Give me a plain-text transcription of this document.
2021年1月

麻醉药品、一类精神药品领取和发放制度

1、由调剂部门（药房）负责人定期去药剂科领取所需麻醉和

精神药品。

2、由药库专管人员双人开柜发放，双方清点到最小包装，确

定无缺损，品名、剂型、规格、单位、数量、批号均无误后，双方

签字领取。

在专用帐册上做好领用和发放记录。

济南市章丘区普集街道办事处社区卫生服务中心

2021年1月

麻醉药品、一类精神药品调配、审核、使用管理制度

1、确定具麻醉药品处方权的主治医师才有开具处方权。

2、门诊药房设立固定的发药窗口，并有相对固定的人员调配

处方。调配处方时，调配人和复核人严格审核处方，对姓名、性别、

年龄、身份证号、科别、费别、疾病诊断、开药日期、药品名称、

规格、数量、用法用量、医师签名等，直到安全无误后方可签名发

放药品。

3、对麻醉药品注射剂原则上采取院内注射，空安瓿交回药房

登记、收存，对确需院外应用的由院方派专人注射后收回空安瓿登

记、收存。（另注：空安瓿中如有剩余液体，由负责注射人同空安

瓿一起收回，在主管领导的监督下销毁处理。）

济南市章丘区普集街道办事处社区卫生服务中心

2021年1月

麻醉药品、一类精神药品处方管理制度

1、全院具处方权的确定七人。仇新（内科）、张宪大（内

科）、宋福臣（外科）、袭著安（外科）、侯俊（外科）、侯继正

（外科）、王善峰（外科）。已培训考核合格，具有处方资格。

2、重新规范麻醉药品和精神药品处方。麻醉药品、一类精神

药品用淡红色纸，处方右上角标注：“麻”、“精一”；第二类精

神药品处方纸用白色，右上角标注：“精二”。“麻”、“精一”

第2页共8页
::::
WHAT YOU NEED TO DO
Give every line of the material again, exactly as it reads.

TASK RESULT
Give me a plain-text transcription of this document.
2021年1月

麻醉药品、一类精神药品领取和发放制度

1、由调剂部门（药房）负责人定期去药剂科领取所需麻醉和

精神药品。

2、由药库专管人员双人开柜发放，双方清点到最小包装，确

定无缺损，品名、剂型、规格、单位、数量、批号均无误后，双方

签字领取。

在专用帐册上做好领用和发放记录。

济南市章丘区普集街道办事处社区卫生服务中心

2021年1月

麻醉药品、一类精神药品调配、审核、使用管理制度

1、确定具麻醉药品处方权的主治医师才有开具处方权。

2、门诊药房设立固定的发药窗口，并有相对固定的人员调配

处方。调配处方时，调配人和复核人严格审核处方，对姓名、性别、

年龄、身份证号、科别、费别、疾病诊断、开药日期、药品名称、

规格、数量、用法用量、医师签名等，直到安全无误后方可签名发

放药品。

3、对麻醉药品注射剂原则上采取院内注射，空安瓿交回药房

登记、收存，对确需院外应用的由院方派专人注射后收回空安瓿登

记、收存。（另注：空安瓿中如有剩余液体，由负责注射人同空安

瓿一起收回，在主管领导的监督下销毁处理。）

济南市章丘区普集街道办事处社区卫生服务中心

2021年1月

麻醉药品、一类精神药品处方管理制度

1、全院具处方权的确定七人。仇新（内科）、张宪大（内

科）、宋福臣（外科）、袭著安（外科）、侯俊（外科）、侯继正

（外科）、王善峰（外科）。已培训考核合格，具有处方资格。

2、重新规范麻醉药品和精神药品处方。麻醉药品、一类精神

药品用淡红色纸，处方右上角标注：“麻”、“精一”；第二类精

神药品处方纸用白色，右上角标注：“精二”。“麻”、“精一”

第2页共8页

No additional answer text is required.